** Start **

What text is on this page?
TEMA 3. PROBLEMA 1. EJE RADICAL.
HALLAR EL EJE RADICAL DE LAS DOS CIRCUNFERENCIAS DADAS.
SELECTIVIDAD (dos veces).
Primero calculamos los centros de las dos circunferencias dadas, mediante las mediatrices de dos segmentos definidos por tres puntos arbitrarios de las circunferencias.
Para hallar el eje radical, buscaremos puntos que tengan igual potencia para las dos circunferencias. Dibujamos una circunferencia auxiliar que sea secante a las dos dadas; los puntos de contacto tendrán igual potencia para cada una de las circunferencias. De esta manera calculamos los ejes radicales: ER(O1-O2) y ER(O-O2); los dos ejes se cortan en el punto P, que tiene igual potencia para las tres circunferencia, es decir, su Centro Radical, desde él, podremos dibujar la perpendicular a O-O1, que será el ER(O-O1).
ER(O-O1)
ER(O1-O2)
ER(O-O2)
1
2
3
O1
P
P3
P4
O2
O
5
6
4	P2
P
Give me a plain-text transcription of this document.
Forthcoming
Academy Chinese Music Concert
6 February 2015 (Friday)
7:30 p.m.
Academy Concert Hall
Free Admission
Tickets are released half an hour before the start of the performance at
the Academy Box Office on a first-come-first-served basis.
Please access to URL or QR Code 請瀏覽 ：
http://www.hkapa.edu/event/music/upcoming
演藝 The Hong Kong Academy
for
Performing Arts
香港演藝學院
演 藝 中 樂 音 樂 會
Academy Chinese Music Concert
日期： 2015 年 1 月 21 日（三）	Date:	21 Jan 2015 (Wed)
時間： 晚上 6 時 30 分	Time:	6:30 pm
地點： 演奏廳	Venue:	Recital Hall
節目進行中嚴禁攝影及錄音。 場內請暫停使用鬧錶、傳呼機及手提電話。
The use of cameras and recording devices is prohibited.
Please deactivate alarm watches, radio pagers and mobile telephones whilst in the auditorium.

** End **

**Exercise objective**. Each line of the listing above should be output exactly.

**Solved problem**.
What text is on this page?
TEMA 3. PROBLEMA 1. EJE RADICAL.
HALLAR EL EJE RADICAL DE LAS DOS CIRCUNFERENCIAS DADAS.
SELECTIVIDAD (dos veces).
Primero calculamos los centros de las dos circunferencias dadas, mediante las mediatrices de dos segmentos definidos por tres puntos arbitrarios de las circunferencias.
Para hallar el eje radical, buscaremos puntos que tengan igual potencia para las dos circunferencias. Dibujamos una circunferencia auxiliar que sea secante a las dos dadas; los puntos de contacto tendrán igual potencia para cada una de las circunferencias. De esta manera calculamos los ejes radicales: ER(O1-O2) y ER(O-O2); los dos ejes se cortan en el punto P, que tiene igual potencia para las tres circunferencia, es decir, su Centro Radical, desde él, podremos dibujar la perpendicular a O-O1, que será el ER(O-O1).
ER(O-O1)
ER(O1-O2)
ER(O-O2)
1
2
3
O1
P
P3
P4
O2
O
5
6
4	P2
P
Give me a plain-text transcription of this document.
Forthcoming
Academy Chinese Music Concert
6 February 2015 (Friday)
7:30 p.m.
Academy Concert Hall
Free Admission
Tickets are released half an hour before the start of the performance at
the Academy Box Office on a first-come-first-served basis.
Please access to URL or QR Code 請瀏覽 ：
http://www.hkapa.edu/event/music/upcoming
演藝 The Hong Kong Academy
for
Performing Arts
香港演藝學院
演 藝 中 樂 音 樂 會
Academy Chinese Music Concert
日期： 2015 年 1 月 21 日（三）	Date:	21 Jan 2015 (Wed)
時間： 晚上 6 時 30 分	Time:	6:30 pm
地點： 演奏廳	Venue:	Recital Hall
節目進行中嚴禁攝影及錄音。 場內請暫停使用鬧錶、傳呼機及手提電話。
The use of cameras and recording devices is prohibited.
Please deactivate alarm watches, radio pagers and mobile telephones whilst in the auditorium.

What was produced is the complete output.